* [Short exercise] List all lines of the data containing the word "Интернет".

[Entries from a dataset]
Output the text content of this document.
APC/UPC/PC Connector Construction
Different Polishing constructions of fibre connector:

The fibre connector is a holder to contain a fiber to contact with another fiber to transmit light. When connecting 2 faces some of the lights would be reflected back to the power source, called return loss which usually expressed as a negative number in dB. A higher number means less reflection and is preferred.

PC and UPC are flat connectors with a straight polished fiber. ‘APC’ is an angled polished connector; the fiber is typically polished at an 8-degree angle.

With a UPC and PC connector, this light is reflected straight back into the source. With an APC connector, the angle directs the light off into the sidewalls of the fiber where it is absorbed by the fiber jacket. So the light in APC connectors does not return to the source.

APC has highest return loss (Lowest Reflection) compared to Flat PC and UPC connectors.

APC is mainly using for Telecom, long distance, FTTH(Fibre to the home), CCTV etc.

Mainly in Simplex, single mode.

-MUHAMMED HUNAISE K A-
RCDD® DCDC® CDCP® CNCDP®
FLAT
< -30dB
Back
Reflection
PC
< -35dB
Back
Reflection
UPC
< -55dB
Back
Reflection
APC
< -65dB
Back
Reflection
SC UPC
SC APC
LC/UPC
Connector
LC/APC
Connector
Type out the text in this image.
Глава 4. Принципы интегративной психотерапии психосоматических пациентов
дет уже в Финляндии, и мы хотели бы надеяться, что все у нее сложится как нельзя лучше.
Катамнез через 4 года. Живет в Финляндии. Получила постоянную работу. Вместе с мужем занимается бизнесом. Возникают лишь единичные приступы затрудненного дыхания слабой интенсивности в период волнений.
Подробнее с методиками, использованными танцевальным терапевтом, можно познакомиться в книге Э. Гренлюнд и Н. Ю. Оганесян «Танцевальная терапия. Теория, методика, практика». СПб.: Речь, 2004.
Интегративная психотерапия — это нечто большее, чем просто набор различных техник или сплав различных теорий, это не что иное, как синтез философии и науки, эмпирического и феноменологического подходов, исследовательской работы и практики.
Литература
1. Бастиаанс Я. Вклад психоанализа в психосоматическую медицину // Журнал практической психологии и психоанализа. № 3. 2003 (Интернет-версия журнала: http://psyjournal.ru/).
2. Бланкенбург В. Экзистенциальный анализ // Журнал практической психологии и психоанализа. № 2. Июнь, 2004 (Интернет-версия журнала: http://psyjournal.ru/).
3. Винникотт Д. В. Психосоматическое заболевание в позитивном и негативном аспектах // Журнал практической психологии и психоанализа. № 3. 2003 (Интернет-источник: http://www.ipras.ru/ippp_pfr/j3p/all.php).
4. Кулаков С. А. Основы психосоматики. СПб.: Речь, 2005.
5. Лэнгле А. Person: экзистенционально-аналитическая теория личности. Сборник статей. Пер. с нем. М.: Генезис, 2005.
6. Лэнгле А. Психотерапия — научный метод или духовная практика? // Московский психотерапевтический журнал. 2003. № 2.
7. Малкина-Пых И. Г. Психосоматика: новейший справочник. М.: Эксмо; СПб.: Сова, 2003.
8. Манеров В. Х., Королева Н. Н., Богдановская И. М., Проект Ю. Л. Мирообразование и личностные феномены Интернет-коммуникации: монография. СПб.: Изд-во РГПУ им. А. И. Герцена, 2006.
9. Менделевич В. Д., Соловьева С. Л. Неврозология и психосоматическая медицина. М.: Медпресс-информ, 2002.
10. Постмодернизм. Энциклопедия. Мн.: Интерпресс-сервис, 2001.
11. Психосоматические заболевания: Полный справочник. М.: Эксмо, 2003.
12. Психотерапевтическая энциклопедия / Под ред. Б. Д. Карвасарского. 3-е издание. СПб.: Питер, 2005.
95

* [Answer]
1. Бастиаанс Я. Вклад психоанализа в психосоматическую медицину // Журнал практической психологии и психоанализа. № 3. 2003 (Интернет-версия журнала: http://psyjournal.ru/).
2. Бланкенбург В. Экзистенциальный анализ // Журнал практической психологии и психоанализа. № 2. Июнь, 2004 (Интернет-версия журнала: http://psyjournal.ru/).
3. Винникотт Д. В. Психосоматическое заболевание в позитивном и негативном аспектах // Журнал практической психологии и психоанализа. № 3. 2003 (Интернет-источник: http://www.ipras.ru/ippp_pfr/j3p/all.php).
8. Манеров В. Х., Королева Н. Н., Богдановская И. М., Проект Ю. Л. Мирообразование и личностные феномены Интернет-коммуникации: монография. СПб.: Изд-во РГПУ им. А. И. Герцена, 2006.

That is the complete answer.